▸ **GIVEN INSTRUCTION**: Check each line of the data below for the word "open", then extract the ones that have it.

▸ **Figure data in JSON**:

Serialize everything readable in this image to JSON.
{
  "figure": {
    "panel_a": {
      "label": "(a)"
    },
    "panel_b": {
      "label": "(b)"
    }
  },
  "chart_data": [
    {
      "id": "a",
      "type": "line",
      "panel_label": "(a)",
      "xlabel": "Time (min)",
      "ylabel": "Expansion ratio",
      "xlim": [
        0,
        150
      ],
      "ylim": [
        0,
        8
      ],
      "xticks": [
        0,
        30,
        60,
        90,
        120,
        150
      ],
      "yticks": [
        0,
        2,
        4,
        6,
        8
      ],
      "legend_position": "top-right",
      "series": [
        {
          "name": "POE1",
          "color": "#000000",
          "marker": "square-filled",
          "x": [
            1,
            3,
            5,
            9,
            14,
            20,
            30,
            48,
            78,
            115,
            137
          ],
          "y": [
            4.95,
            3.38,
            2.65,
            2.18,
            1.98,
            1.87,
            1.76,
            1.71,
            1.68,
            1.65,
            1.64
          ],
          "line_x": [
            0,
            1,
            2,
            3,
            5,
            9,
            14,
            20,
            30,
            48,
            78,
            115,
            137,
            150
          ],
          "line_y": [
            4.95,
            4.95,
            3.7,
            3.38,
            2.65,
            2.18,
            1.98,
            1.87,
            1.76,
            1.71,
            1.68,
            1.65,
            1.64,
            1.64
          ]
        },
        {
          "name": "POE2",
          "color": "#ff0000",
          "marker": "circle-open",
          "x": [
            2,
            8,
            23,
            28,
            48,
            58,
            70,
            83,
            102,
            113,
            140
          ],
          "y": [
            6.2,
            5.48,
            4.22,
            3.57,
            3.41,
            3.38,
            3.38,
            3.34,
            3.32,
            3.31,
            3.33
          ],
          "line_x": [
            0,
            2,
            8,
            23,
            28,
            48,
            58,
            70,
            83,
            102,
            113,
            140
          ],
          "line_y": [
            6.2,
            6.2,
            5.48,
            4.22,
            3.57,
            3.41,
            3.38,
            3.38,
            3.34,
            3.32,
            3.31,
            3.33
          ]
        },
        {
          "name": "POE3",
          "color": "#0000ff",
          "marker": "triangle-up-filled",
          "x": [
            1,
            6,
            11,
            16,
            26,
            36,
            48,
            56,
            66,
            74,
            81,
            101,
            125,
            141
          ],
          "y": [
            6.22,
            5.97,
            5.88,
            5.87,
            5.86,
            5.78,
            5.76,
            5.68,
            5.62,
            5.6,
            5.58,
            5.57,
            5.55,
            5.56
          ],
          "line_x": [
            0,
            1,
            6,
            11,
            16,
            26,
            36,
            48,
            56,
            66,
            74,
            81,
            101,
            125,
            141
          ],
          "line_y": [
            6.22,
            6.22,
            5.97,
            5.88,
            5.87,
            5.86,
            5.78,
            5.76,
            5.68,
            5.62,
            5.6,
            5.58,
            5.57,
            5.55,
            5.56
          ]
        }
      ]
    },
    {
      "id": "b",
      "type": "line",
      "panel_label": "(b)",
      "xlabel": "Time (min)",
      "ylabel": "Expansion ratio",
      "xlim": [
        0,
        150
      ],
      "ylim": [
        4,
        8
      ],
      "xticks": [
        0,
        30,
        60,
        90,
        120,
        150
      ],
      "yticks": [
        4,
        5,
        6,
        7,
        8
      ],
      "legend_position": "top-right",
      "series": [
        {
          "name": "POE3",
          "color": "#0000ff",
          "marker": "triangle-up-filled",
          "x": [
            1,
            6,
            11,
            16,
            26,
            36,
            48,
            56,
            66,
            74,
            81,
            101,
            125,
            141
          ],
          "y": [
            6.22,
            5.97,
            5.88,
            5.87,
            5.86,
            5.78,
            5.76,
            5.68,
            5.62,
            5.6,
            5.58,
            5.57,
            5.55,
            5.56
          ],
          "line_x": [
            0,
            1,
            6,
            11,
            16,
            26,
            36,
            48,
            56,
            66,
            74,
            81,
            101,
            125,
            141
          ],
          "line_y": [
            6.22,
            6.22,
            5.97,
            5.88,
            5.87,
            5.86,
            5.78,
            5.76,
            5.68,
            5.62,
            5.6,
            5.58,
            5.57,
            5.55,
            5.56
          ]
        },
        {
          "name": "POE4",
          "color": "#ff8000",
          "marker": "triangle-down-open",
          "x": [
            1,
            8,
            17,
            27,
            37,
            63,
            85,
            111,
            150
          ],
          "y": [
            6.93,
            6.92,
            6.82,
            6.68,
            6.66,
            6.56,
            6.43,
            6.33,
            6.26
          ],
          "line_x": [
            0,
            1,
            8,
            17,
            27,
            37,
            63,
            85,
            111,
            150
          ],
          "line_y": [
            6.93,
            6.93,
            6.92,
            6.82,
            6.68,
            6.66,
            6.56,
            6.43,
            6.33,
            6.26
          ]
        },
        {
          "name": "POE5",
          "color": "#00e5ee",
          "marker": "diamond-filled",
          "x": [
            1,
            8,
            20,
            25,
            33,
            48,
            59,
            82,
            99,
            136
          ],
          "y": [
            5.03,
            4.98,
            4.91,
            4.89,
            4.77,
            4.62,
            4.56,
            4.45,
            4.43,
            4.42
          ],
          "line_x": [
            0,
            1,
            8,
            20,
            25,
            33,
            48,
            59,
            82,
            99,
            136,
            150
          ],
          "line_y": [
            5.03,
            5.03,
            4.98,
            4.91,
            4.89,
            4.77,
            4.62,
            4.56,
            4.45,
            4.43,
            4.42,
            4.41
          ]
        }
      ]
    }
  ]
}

▸ **TASK OUTPUT**:
          "marker": "circle-open",
          "marker": "triangle-down-open",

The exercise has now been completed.